━━ Data section

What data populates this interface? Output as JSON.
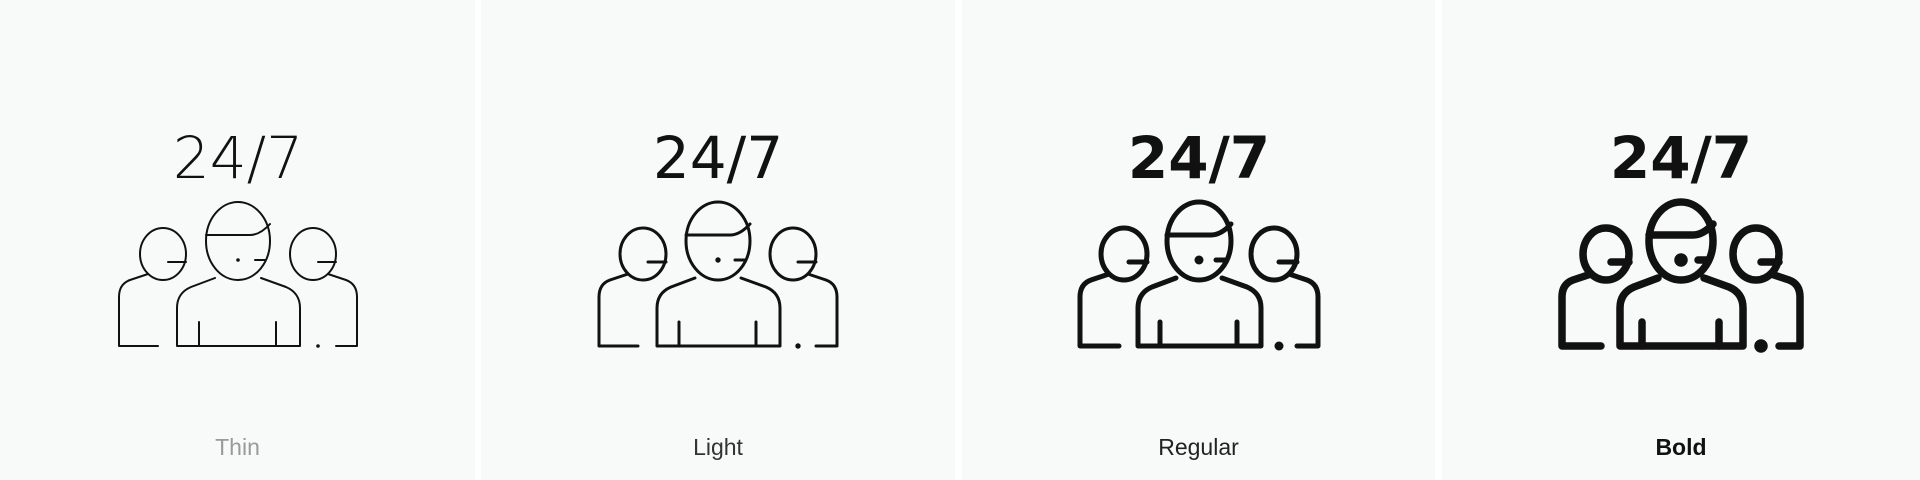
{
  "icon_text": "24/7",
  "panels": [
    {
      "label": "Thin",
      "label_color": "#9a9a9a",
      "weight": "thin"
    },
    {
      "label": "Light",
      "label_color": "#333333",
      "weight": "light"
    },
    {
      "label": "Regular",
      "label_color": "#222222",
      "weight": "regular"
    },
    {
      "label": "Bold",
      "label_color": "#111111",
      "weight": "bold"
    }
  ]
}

━━━━
━━ Data section

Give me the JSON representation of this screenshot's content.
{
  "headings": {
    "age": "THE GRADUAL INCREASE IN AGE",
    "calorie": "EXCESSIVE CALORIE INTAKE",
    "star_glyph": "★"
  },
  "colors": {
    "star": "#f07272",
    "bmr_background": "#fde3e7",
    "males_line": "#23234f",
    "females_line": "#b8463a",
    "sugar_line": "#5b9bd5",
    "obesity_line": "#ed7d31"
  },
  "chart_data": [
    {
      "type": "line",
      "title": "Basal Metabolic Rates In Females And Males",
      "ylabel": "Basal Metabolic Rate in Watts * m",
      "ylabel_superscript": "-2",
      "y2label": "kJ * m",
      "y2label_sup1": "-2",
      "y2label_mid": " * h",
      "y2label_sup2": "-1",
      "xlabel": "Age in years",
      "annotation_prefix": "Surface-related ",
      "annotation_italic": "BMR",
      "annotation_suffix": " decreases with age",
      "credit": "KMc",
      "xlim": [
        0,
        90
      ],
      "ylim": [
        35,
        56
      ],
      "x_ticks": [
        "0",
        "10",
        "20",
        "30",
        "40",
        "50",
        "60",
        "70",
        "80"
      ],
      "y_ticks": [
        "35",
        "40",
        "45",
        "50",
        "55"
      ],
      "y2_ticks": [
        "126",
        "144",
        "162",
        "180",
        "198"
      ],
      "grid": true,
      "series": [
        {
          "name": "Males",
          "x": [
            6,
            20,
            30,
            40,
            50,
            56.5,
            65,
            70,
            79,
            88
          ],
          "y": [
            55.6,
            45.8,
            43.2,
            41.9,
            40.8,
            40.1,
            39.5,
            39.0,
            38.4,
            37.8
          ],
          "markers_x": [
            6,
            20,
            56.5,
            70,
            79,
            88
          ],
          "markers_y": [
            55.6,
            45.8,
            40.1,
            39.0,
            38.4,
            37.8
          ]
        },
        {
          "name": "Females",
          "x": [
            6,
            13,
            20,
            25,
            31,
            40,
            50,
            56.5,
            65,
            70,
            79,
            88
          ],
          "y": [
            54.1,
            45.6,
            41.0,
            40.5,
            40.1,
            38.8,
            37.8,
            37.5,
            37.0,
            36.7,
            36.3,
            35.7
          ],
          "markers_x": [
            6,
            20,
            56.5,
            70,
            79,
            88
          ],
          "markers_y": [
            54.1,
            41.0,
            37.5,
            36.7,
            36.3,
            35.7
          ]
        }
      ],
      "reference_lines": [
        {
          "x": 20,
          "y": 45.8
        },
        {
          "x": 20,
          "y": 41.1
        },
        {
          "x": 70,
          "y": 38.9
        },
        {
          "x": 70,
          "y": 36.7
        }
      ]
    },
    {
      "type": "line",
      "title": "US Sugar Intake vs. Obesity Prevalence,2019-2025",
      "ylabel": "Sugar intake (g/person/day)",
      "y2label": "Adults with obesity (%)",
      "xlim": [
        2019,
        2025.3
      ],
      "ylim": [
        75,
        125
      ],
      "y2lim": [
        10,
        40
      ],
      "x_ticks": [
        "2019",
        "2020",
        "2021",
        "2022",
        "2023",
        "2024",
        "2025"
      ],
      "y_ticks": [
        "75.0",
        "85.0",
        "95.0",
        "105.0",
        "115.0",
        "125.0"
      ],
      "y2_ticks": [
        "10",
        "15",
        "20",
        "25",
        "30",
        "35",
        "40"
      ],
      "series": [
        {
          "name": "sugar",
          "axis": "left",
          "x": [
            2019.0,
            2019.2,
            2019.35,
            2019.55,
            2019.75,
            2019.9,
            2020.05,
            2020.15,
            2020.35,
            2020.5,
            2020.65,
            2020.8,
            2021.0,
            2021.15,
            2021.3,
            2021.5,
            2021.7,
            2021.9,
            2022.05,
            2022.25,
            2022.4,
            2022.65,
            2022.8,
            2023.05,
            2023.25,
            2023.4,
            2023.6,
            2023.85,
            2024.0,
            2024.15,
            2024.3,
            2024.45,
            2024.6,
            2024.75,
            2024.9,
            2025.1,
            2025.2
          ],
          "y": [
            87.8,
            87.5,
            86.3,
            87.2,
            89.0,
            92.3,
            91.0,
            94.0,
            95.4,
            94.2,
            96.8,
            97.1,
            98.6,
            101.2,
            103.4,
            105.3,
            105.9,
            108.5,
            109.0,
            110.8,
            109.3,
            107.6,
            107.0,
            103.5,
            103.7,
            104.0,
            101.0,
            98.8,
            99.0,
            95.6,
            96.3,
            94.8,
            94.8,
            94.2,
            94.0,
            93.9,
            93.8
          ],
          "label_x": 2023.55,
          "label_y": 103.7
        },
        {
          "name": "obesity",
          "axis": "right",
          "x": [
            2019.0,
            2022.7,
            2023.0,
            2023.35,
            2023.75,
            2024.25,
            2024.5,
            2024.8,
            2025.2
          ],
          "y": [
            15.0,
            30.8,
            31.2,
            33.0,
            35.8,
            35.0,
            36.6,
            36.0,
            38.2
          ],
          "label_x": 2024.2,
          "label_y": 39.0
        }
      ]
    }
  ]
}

━━━━

▸ Task to complete: Looking at the records above, say how many lines hold the string "name". Write nothing but the number.

▸ Output for this exercise: 4